Repeat the material verbatim. Images are excluded from the copy.

————

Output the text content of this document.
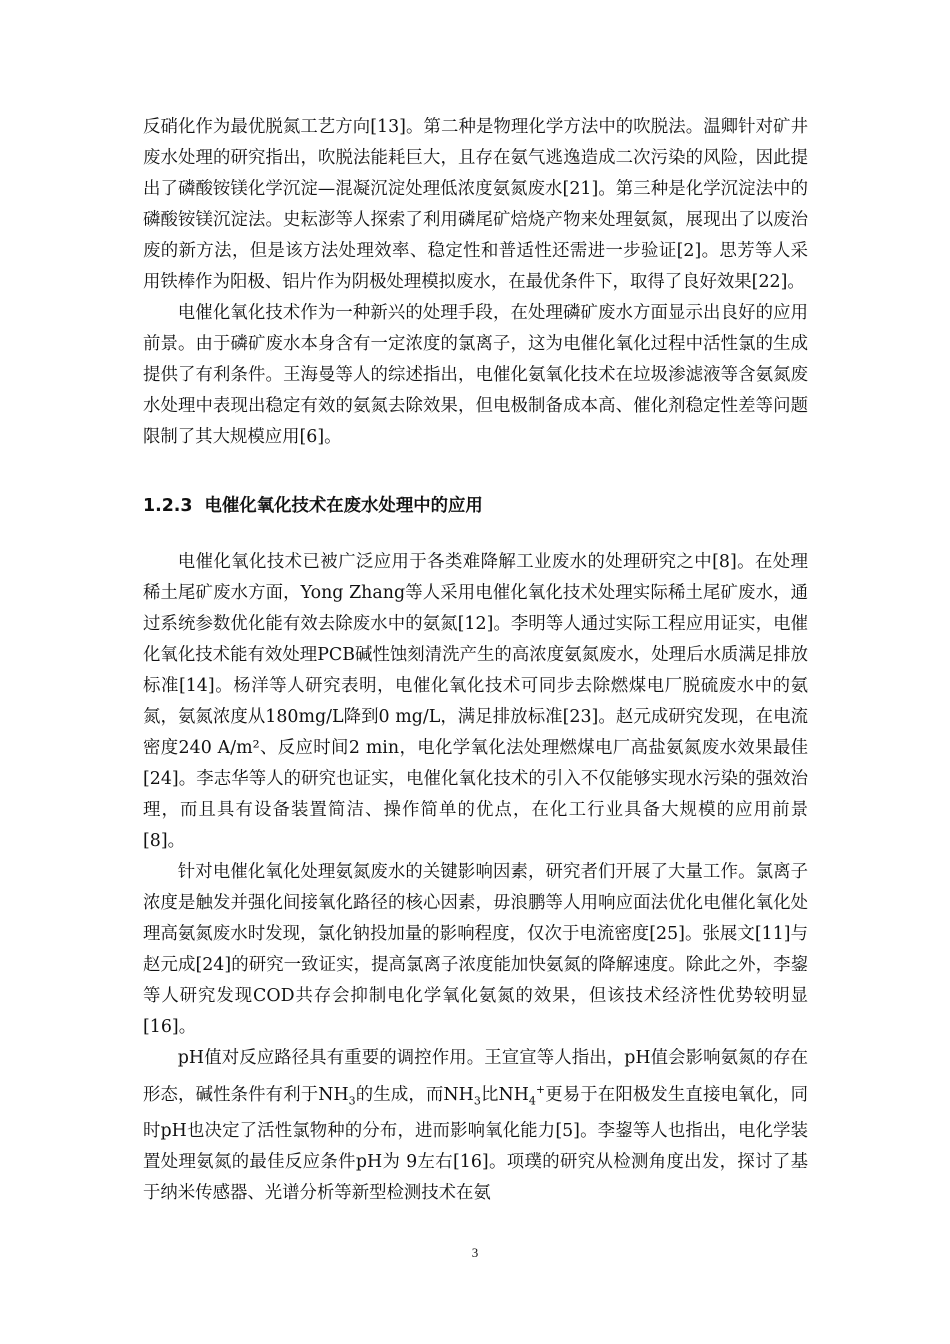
反硝化作为最优脱氮工艺方向[13]。第二种是物理化学方法中的吹脱法。温卿针对矿井废水处理的研究指出，吹脱法能耗巨大，且存在氨气逃逸造成二次污染的风险，因此提出了磷酸铵镁化学沉淀—混凝沉淀处理低浓度氨氮废水[21]。第三种是化学沉淀法中的磷酸铵镁沉淀法。史耘澎等人探索了利用磷尾矿焙烧产物来处理氨氮，展现出了以废治废的新方法，但是该方法处理效率、稳定性和普适性还需进一步验证[2]。思芳等人采用铁棒作为阳极、铝片作为阴极处理模拟废水，在最优条件下，取得了良好效果[22]。

电催化氧化技术作为一种新兴的处理手段，在处理磷矿废水方面显示出良好的应用前景。由于磷矿废水本身含有一定浓度的氯离子，这为电催化氧化过程中活性氯的生成提供了有利条件。王海曼等人的综述指出，电催化氨氧化技术在垃圾渗滤液等含氨氮废水处理中表现出稳定有效的氨氮去除效果，但电极制备成本高、催化剂稳定性差等问题限制了其大规模应用[6]。

1.2.3 电催化氧化技术在废水处理中的应用

电催化氧化技术已被广泛应用于各类难降解工业废水的处理研究之中[8]。在处理稀土尾矿废水方面，Yong Zhang等人采用电催化氧化技术处理实际稀土尾矿废水，通过系统参数优化能有效去除废水中的氨氮[12]。李明等人通过实际工程应用证实，电催化氧化技术能有效处理PCB碱性蚀刻清洗产生的高浓度氨氮废水，处理后水质满足排放标准[14]。杨洋等人研究表明，电催化氧化技术可同步去除燃煤电厂脱硫废水中的氨氮，氨氮浓度从180mg/L降到0 mg/L，满足排放标准[23]。赵元成研究发现，在电流密度240 A/m²、反应时间2 min，电化学氧化法处理燃煤电厂高盐氨氮废水效果最佳[24]。李志华等人的研究也证实，电催化氧化技术的引入不仅能够实现水污染的强效治理，而且具有设备装置简洁、操作简单的优点，在化工行业具备大规模的应用前景[8]。

针对电催化氧化处理氨氮废水的关键影响因素，研究者们开展了大量工作。氯离子浓度是触发并强化间接氧化路径的核心因素，毋浪鹏等人用响应面法优化电催化氧化处理高氨氮废水时发现，氯化钠投加量的影响程度，仅次于电流密度[25]。张展文[11]与赵元成[24]的研究一致证实，提高氯离子浓度能加快氨氮的降解速度。除此之外，李鋆等人研究发现COD共存会抑制电化学氧化氨氮的效果，但该技术经济性优势较明显[16]。

pH值对反应路径具有重要的调控作用。王宣宣等人指出，pH值会影响氨氮的存在形态，碱性条件有利于$NH_3$的生成，而$NH_3$比$NH_4^+$更易于在阳极发生直接电氧化，同时pH也决定了活性氯物种的分布，进而影响氧化能力[5]。李鋆等人也指出，电化学装置处理氨氮的最佳反应条件pH为 9左右[16]。项璞的研究从检测角度出发，探讨了基于纳米传感器、光谱分析等新型检测技术在氨

3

————

Solution to the exercise –
Output the text content of this document.
反硝化作为最优脱氮工艺方向[13]。第二种是物理化学方法中的吹脱法。温卿针对矿井废水处理的研究指出，吹脱法能耗巨大，且存在氨气逃逸造成二次污染的风险，因此提出了磷酸铵镁化学沉淀—混凝沉淀处理低浓度氨氮废水[21]。第三种是化学沉淀法中的磷酸铵镁沉淀法。史耘澎等人探索了利用磷尾矿焙烧产物来处理氨氮，展现出了以废治废的新方法，但是该方法处理效率、稳定性和普适性还需进一步验证[2]。思芳等人采用铁棒作为阳极、铝片作为阴极处理模拟废水，在最优条件下，取得了良好效果[22]。

电催化氧化技术作为一种新兴的处理手段，在处理磷矿废水方面显示出良好的应用前景。由于磷矿废水本身含有一定浓度的氯离子，这为电催化氧化过程中活性氯的生成提供了有利条件。王海曼等人的综述指出，电催化氨氧化技术在垃圾渗滤液等含氨氮废水处理中表现出稳定有效的氨氮去除效果，但电极制备成本高、催化剂稳定性差等问题限制了其大规模应用[6]。

1.2.3 电催化氧化技术在废水处理中的应用

电催化氧化技术已被广泛应用于各类难降解工业废水的处理研究之中[8]。在处理稀土尾矿废水方面，Yong Zhang等人采用电催化氧化技术处理实际稀土尾矿废水，通过系统参数优化能有效去除废水中的氨氮[12]。李明等人通过实际工程应用证实，电催化氧化技术能有效处理PCB碱性蚀刻清洗产生的高浓度氨氮废水，处理后水质满足排放标准[14]。杨洋等人研究表明，电催化氧化技术可同步去除燃煤电厂脱硫废水中的氨氮，氨氮浓度从180mg/L降到0 mg/L，满足排放标准[23]。赵元成研究发现，在电流密度240 A/m²、反应时间2 min，电化学氧化法处理燃煤电厂高盐氨氮废水效果最佳[24]。李志华等人的研究也证实，电催化氧化技术的引入不仅能够实现水污染的强效治理，而且具有设备装置简洁、操作简单的优点，在化工行业具备大规模的应用前景[8]。

针对电催化氧化处理氨氮废水的关键影响因素，研究者们开展了大量工作。氯离子浓度是触发并强化间接氧化路径的核心因素，毋浪鹏等人用响应面法优化电催化氧化处理高氨氮废水时发现，氯化钠投加量的影响程度，仅次于电流密度[25]。张展文[11]与赵元成[24]的研究一致证实，提高氯离子浓度能加快氨氮的降解速度。除此之外，李鋆等人研究发现COD共存会抑制电化学氧化氨氮的效果，但该技术经济性优势较明显[16]。

pH值对反应路径具有重要的调控作用。王宣宣等人指出，pH值会影响氨氮的存在形态，碱性条件有利于$NH_3$的生成，而$NH_3$比$NH_4^+$更易于在阳极发生直接电氧化，同时pH也决定了活性氯物种的分布，进而影响氧化能力[5]。李鋆等人也指出，电化学装置处理氨氮的最佳反应条件pH为 9左右[16]。项璞的研究从检测角度出发，探讨了基于纳米传感器、光谱分析等新型检测技术在氨

3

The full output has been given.